Work to complete ▸
a – Answer these from the baldur facade and bootstrap reference:
(i) What is the default value of the task_backend parameter of init?
(ii) What happens on the second and later calls to init?
(iii) In what order, outer to inner, does protect compose its resilience pipeline?
b – Extend the baldur facade and bootstrap reference, picking up after its final sentence about protect.

Document passage ▸
Skip to content

baldur — Facade & Bootstrap

The top-level entry points: bootstrap wiring, the resilience facade, the leader-elected scheduler, SQL transaction scope, the admin server, and the framework-extra hooks. Every name below is covered by SemVer compatibility guarantees in v1.x.

Bootstrap

init

init(
    quarantine_callback: (
        Callable[[Exception], None] | None
    ) = None,
    task_backend: str = "inline",
) -> None

Initialize the Baldur framework.

Idempotent — safe to call multiple times. Second and later calls are silent DEBUG-level no-ops.

Parameters:

Name Type Description Default
quarantine_callback Callable[[Exception], None] | None

Optional callable invoked with the FatalConfigError instance when startup config validation fails fatally. Django passes its own _activate_quarantine_mode wrapper here. FastAPI/Flask adapters may pass None.

None
task_backend str

Scheduler execution mode (429 Part 6, C13). - "inline" (default): jobs run on the in-process LeaderScheduler thread. Zero extra dependency; matches Sentry / OTEL precedent. - "celery": scheduled ticks enqueue via the corresponding Celery @shared_task's .delay() instead of running inline. Requires pip install baldur-framework[celery] / an already-configured Celery app. - "arq": reserved for future baldur-framework[arq] extra; currently falls back to inline with a WARNING log.

'inline'

Resilience facade

protect

protect(
    name: str,
    fn: Callable[[], T],
    *,
    fallback: Callable[[], T] | None = None,
    dlq: bool | None = None,
    retry: (
        bool
        | RetryPolicyConfig
        | ResiliencePolicy[T]
        | None
    ) = None,
    circuit_breaker: bool | None = None,
    timeout: float | None = _TIMEOUT_UNSET,
    idempotency_key: (
        str | Callable[[PolicyContext], str] | None
    ) = None,
    idempotency_fail_open: bool | None = None,
    idempotency_ttl: timedelta | None = None,
    idempotency_execution_ttl: timedelta | None = None,
    context: PolicyContext | None = None
) -> T

Run fn under Baldur's composed resilience pipeline and return its value.

Composition order (outer→inner): CircuitBreaker → Retry → Fallback. Final failures optionally flow through DLQSink. fn runs at most retry.max_attempts times; on all-failed without fallback the original exception is re-raised.

Spatial annotation records:
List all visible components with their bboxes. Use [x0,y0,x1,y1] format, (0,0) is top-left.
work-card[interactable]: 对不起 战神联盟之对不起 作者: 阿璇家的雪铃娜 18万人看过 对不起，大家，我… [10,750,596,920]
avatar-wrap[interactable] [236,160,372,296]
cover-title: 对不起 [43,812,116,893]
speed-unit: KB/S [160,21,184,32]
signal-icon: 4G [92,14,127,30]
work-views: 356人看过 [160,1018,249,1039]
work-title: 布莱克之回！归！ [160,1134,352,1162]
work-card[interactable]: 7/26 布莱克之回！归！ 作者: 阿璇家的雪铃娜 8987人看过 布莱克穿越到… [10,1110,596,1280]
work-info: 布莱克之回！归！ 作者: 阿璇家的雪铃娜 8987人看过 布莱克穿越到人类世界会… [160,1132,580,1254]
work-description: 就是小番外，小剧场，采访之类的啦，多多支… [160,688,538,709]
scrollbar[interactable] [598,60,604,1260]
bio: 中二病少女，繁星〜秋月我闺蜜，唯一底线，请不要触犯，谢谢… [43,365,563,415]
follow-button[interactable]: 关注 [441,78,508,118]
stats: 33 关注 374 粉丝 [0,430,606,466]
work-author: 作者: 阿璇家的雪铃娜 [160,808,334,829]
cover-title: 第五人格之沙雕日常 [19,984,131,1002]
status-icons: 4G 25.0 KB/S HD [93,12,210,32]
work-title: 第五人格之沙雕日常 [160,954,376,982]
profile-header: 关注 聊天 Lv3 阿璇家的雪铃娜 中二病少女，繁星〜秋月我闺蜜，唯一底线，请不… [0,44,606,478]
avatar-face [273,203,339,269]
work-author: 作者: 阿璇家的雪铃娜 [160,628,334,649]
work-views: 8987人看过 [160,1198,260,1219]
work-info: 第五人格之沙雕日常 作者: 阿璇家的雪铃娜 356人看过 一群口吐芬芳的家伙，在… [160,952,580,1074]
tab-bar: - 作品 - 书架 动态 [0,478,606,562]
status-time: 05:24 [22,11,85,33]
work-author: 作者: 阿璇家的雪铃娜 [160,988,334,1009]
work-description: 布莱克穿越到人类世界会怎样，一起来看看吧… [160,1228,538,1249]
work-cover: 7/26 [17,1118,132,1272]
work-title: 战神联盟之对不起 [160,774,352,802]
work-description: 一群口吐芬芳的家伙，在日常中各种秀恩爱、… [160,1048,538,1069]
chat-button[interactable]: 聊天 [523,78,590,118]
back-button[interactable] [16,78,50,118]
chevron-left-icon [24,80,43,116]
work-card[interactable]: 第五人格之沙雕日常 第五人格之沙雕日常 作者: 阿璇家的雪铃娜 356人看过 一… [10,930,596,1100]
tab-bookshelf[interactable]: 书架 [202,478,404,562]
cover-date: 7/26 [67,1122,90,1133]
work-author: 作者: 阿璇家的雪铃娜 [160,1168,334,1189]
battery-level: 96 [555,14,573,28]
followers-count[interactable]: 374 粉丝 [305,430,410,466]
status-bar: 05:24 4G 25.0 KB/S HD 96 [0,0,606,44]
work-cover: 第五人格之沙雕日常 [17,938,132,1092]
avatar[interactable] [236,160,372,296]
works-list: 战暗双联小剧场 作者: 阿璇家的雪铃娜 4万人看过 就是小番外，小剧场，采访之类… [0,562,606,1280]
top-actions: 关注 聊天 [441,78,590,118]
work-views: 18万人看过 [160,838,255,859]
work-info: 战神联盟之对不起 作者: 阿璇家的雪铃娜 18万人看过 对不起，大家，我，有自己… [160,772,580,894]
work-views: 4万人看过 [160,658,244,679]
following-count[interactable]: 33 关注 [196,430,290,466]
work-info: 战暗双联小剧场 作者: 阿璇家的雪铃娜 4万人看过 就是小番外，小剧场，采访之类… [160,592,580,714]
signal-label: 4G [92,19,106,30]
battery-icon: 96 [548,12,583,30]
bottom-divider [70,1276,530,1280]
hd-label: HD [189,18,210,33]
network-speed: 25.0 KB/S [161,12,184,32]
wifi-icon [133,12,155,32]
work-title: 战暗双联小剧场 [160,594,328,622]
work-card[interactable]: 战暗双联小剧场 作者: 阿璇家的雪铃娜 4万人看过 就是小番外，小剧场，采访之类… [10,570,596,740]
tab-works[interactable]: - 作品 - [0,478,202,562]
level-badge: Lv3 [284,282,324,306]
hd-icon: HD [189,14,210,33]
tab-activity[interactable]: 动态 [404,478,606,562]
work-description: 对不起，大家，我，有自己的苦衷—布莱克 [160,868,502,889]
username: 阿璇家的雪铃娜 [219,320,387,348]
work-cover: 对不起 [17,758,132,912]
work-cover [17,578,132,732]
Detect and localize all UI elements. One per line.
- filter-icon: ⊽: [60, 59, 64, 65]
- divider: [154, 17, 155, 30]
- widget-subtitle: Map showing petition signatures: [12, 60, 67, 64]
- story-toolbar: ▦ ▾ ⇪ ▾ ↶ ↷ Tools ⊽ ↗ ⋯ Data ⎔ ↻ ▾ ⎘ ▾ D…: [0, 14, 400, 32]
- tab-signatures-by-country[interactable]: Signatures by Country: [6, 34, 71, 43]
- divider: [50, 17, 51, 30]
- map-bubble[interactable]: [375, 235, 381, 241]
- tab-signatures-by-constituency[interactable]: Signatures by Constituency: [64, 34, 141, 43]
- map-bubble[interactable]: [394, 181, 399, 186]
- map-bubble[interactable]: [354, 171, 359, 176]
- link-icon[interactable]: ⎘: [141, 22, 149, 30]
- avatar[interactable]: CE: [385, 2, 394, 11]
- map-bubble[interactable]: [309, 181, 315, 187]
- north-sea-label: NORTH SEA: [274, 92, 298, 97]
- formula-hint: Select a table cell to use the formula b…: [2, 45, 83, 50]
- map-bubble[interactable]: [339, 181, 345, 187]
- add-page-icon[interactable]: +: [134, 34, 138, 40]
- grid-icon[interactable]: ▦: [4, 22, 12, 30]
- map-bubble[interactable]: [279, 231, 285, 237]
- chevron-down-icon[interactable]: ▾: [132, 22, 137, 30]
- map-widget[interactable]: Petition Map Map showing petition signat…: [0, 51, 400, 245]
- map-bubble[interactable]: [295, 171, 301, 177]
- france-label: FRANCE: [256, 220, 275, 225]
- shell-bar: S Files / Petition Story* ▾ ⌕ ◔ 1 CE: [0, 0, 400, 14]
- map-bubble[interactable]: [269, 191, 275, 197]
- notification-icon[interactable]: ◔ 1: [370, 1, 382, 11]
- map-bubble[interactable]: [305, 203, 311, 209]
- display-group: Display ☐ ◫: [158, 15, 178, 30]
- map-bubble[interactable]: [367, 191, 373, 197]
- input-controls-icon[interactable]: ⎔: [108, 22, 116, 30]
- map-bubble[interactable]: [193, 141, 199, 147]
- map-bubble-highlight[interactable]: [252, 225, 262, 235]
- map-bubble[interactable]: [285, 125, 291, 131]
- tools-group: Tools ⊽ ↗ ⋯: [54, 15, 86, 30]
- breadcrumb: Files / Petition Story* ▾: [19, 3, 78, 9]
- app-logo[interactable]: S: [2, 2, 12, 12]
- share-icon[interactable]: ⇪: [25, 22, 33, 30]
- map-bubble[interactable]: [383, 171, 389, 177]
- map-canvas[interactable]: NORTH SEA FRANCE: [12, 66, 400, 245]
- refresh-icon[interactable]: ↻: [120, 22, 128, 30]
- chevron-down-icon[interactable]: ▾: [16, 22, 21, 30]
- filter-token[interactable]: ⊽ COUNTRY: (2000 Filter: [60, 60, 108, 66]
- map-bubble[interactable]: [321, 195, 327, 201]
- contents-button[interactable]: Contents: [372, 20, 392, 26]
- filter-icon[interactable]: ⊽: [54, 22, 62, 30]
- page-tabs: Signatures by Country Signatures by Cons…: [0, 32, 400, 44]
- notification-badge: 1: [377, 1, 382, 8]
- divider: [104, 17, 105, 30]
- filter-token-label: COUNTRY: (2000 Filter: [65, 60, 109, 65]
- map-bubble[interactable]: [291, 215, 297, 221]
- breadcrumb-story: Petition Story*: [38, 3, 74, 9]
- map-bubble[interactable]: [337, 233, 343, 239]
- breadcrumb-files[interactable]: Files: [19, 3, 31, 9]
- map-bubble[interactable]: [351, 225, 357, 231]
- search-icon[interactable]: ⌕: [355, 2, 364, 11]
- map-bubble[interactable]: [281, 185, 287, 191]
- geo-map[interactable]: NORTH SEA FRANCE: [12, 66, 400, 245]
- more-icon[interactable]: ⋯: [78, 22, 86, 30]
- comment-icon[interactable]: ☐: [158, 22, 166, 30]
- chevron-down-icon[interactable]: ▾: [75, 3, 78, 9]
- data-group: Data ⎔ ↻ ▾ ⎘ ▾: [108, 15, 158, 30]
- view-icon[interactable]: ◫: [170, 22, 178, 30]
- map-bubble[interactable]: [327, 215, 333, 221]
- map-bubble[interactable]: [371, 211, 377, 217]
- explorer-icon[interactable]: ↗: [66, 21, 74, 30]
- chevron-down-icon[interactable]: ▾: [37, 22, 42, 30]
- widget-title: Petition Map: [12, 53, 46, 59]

Outputs ▸
a –
(i) "inline"
(ii) They are silent DEBUG-level no-ops.
(iii) CircuitBreaker → Retry → Fallback

b –
Parameters:

Name Type Description Default
name str

Service identifier. Used as the Circuit Breaker key, Retry domain, and Prometheus label — keep it stable per downstream.

required
fn Callable[[], T]

Zero-argument callable to protect. Must be idempotent when retry is enabled — or supply idempotency_key= to dedup duplicate executions.

required
fallback Callable[[], T] | None

Optional zero-argument callable invoked when fn raises and the pipeline decides to fall back. Its return value is returned.

None
dlq bool | None

When True, final failures flow into the DLQ repository resolved via ProviderRegistry. None uses ProtectSettings.default_dlq.

None
retry bool | RetryPolicyConfig | ResiliencePolicy[T] | None

True uses RetryPolicyConfig.from_settings(domain=name); pass a RetryPolicyConfig for explicit control; pass a pre-built ResiliencePolicy (e.g. TenacityBridgePolicy) to use it as the retry stage directly. False/None disables retry (None consults ProtectSettings.default_retry).

None
circuit_breaker bool | None

When True, wraps fn in CircuitBreakerPolicy. None uses ProtectSettings.default_circuit_breaker.

None
idempotency_key str | Callable[[PolicyContext], str] | None

Opt into composed dedup so a retried (or re-submitted) operation runs its side effect once, and a concurrent in-flight duplicate (double-submit, duplicate webhook) is blocked rather than executed in parallel. A str is read as a PolicyContext field name (e.g. "order_id") and namespaced as f"{name}:{value}"; a Callable[[PolicyContext], str] builds a composite/custom key verbatim. Requires a context (raises ValueError otherwise); a missing/None/non-primitive field also raises ValueError rather than producing a false-dedup key. None (default) adds no idempotency stage. Note: dedup is exactly-once for the concurrent case; across a process crash between the side effect and the post-execution mark the operation may run again after the gate record's TTL expires (an essential at-least-once limit — true exactly-once requires a transactional outbox spanning your own side effect).

None
idempotency_fail_open bool | None

Cache-error fail direction for the dedup gate. None (default) consults IdempotencySettings.fail_open_on_cache_error (default fail-closed). False forces fail-closed (a cache I/O error during the check raises IdempotencyUnavailableError); True forces fail-open (the unverifiable check proceeds). Ignored when idempotency_key is None.

None
idempotency_ttl timedelta | None

Dedup memory window — how long a completed operation is remembered (how long duplicates stay blocked after success). None (default) uses the gate memory default (BALDUR_IDEMPOTENCY_GATE_MEMORY_TTL_SECONDS, 30 minutes unless tuned). Ignored when idempotency_key is None.

None
idempotency_execution_ttl timedelta | None

In-flight execution window — how long a running claim is honored before a crashed attempt becomes retryable. None (default) uses the gate execution default (30 minutes). Set it >= the worst-case runtime of fn; a value below it risks a concurrent duplicate run via stale takeover. Ignored when idempotency_key is None.

None
context PolicyContext | None

Optional PolicyContext carrying business identifiers (order_id, user_id, trace_id) for Guard/Hook/Sink propagation. Required when idempotency_key is supplied.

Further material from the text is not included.